◆ What you will do ◆
Please copy every line of the records below that holds the word "Pólizas".

_____

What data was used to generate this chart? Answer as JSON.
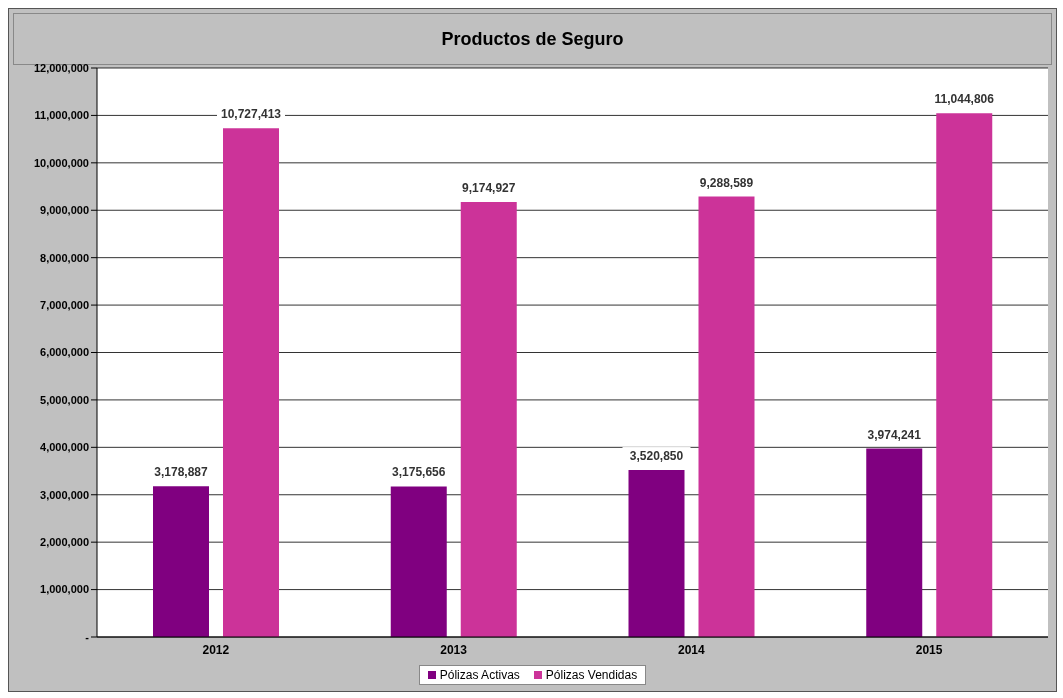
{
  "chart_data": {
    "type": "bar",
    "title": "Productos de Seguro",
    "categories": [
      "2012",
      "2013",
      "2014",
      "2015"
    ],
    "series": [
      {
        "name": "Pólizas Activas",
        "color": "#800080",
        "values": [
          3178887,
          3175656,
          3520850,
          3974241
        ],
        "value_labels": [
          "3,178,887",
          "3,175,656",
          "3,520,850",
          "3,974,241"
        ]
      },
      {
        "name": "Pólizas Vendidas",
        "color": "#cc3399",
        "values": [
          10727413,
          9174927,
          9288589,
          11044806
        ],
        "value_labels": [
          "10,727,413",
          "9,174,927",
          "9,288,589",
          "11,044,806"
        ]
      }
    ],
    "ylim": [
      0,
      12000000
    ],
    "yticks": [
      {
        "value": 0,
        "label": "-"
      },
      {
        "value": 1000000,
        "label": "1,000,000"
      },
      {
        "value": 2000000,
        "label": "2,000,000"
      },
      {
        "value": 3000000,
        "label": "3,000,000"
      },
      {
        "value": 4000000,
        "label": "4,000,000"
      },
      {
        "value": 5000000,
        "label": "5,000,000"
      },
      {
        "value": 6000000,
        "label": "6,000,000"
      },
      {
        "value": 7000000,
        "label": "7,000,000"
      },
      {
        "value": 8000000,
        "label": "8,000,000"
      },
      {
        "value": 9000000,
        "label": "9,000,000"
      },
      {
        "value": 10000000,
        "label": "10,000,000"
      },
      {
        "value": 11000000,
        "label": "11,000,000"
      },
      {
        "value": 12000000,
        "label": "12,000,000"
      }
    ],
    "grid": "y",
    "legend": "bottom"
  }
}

_____

◆ The completed task ◆
        "name": "Pólizas Activas",
        "name": "Pólizas Vendidas",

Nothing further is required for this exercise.